The answer must give back every line of the data exactly, with no pictures.

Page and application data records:
################

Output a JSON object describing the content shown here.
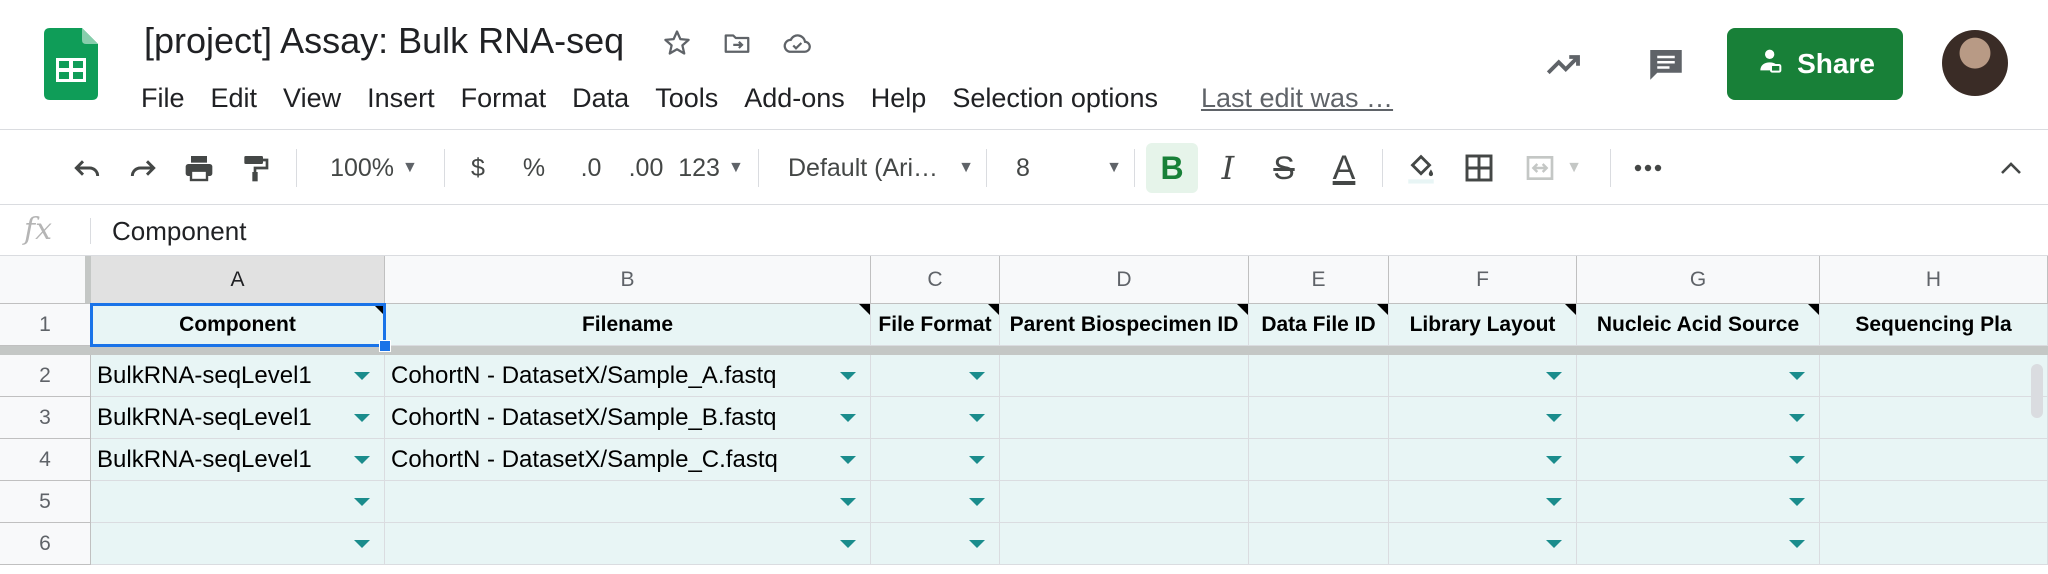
{
  "header": {
    "title": "[project] Assay: Bulk RNA-seq",
    "menu": [
      "File",
      "Edit",
      "View",
      "Insert",
      "Format",
      "Data",
      "Tools",
      "Add-ons",
      "Help",
      "Selection options"
    ],
    "last_edit": "Last edit was …",
    "share_label": "Share",
    "icons": {
      "logo": "sheets-logo-icon",
      "star": "star-icon",
      "move": "move-to-folder-icon",
      "cloud": "cloud-saved-icon",
      "activity": "trending-up-icon",
      "comments": "comment-icon",
      "share": "person-add-icon"
    },
    "colors": {
      "brand_green": "#188038",
      "logo_green": "#0f9d58"
    }
  },
  "toolbar": {
    "zoom": "100%",
    "currency": "$",
    "percent": "%",
    "decrease_decimals": ".0",
    "increase_decimals": ".00",
    "more_formats": "123",
    "font": "Default (Ari…",
    "font_size": "8",
    "bold": "B",
    "italic": "I",
    "strikethrough": "S",
    "text_color": "A",
    "icons": [
      "undo-icon",
      "redo-icon",
      "print-icon",
      "paint-format-icon",
      "fill-color-icon",
      "borders-icon",
      "merge-cells-icon",
      "more-icon",
      "collapse-icon"
    ]
  },
  "formula_bar": {
    "fx": "fx",
    "value": "Component"
  },
  "grid": {
    "columns": [
      "A",
      "B",
      "C",
      "D",
      "E",
      "F",
      "G",
      "H"
    ],
    "rows": [
      "1",
      "2",
      "3",
      "4",
      "5",
      "6"
    ],
    "header_row": [
      "Component",
      "Filename",
      "File Format",
      "Parent Biospecimen ID",
      "Data File ID",
      "Library Layout",
      "Nucleic Acid Source",
      "Sequencing Pla"
    ],
    "data": [
      [
        "BulkRNA-seqLevel1",
        "CohortN - DatasetX/Sample_A.fastq",
        "",
        "",
        "",
        "",
        "",
        ""
      ],
      [
        "BulkRNA-seqLevel1",
        "CohortN - DatasetX/Sample_B.fastq",
        "",
        "",
        "",
        "",
        "",
        ""
      ],
      [
        "BulkRNA-seqLevel1",
        "CohortN - DatasetX/Sample_C.fastq",
        "",
        "",
        "",
        "",
        "",
        ""
      ],
      [
        "",
        "",
        "",
        "",
        "",
        "",
        "",
        ""
      ],
      [
        "",
        "",
        "",
        "",
        "",
        "",
        "",
        ""
      ]
    ],
    "selected_cell": "A1",
    "colors": {
      "cell_fill": "#e8f5f5",
      "selection": "#1a73e8",
      "dropdown": "#1a8c8c"
    }
  }
}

################

> **Result of the exercise**
Output a JSON object describing the content shown here.
{
  "header": {
    "title": "[project] Assay: Bulk RNA-seq",
    "menu": [
      "File",
      "Edit",
      "View",
      "Insert",
      "Format",
      "Data",
      "Tools",
      "Add-ons",
      "Help",
      "Selection options"
    ],
    "last_edit": "Last edit was …",
    "share_label": "Share",
    "icons": {
      "logo": "sheets-logo-icon",
      "star": "star-icon",
      "move": "move-to-folder-icon",
      "cloud": "cloud-saved-icon",
      "activity": "trending-up-icon",
      "comments": "comment-icon",
      "share": "person-add-icon"
    },
    "colors": {
      "brand_green": "#188038",
      "logo_green": "#0f9d58"
    }
  },
  "toolbar": {
    "zoom": "100%",
    "currency": "$",
    "percent": "%",
    "decrease_decimals": ".0",
    "increase_decimals": ".00",
    "more_formats": "123",
    "font": "Default (Ari…",
    "font_size": "8",
    "bold": "B",
    "italic": "I",
    "strikethrough": "S",
    "text_color": "A",
    "icons": [
      "undo-icon",
      "redo-icon",
      "print-icon",
      "paint-format-icon",
      "fill-color-icon",
      "borders-icon",
      "merge-cells-icon",
      "more-icon",
      "collapse-icon"
    ]
  },
  "formula_bar": {
    "fx": "fx",
    "value": "Component"
  },
  "grid": {
    "columns": [
      "A",
      "B",
      "C",
      "D",
      "E",
      "F",
      "G",
      "H"
    ],
    "rows": [
      "1",
      "2",
      "3",
      "4",
      "5",
      "6"
    ],
    "header_row": [
      "Component",
      "Filename",
      "File Format",
      "Parent Biospecimen ID",
      "Data File ID",
      "Library Layout",
      "Nucleic Acid Source",
      "Sequencing Pla"
    ],
    "data": [
      [
        "BulkRNA-seqLevel1",
        "CohortN - DatasetX/Sample_A.fastq",
        "",
        "",
        "",
        "",
        "",
        ""
      ],
      [
        "BulkRNA-seqLevel1",
        "CohortN - DatasetX/Sample_B.fastq",
        "",
        "",
        "",
        "",
        "",
        ""
      ],
      [
        "BulkRNA-seqLevel1",
        "CohortN - DatasetX/Sample_C.fastq",
        "",
        "",
        "",
        "",
        "",
        ""
      ],
      [
        "",
        "",
        "",
        "",
        "",
        "",
        "",
        ""
      ],
      [
        "",
        "",
        "",
        "",
        "",
        "",
        "",
        ""
      ]
    ],
    "selected_cell": "A1",
    "colors": {
      "cell_fill": "#e8f5f5",
      "selection": "#1a73e8",
      "dropdown": "#1a8c8c"
    }
  }
}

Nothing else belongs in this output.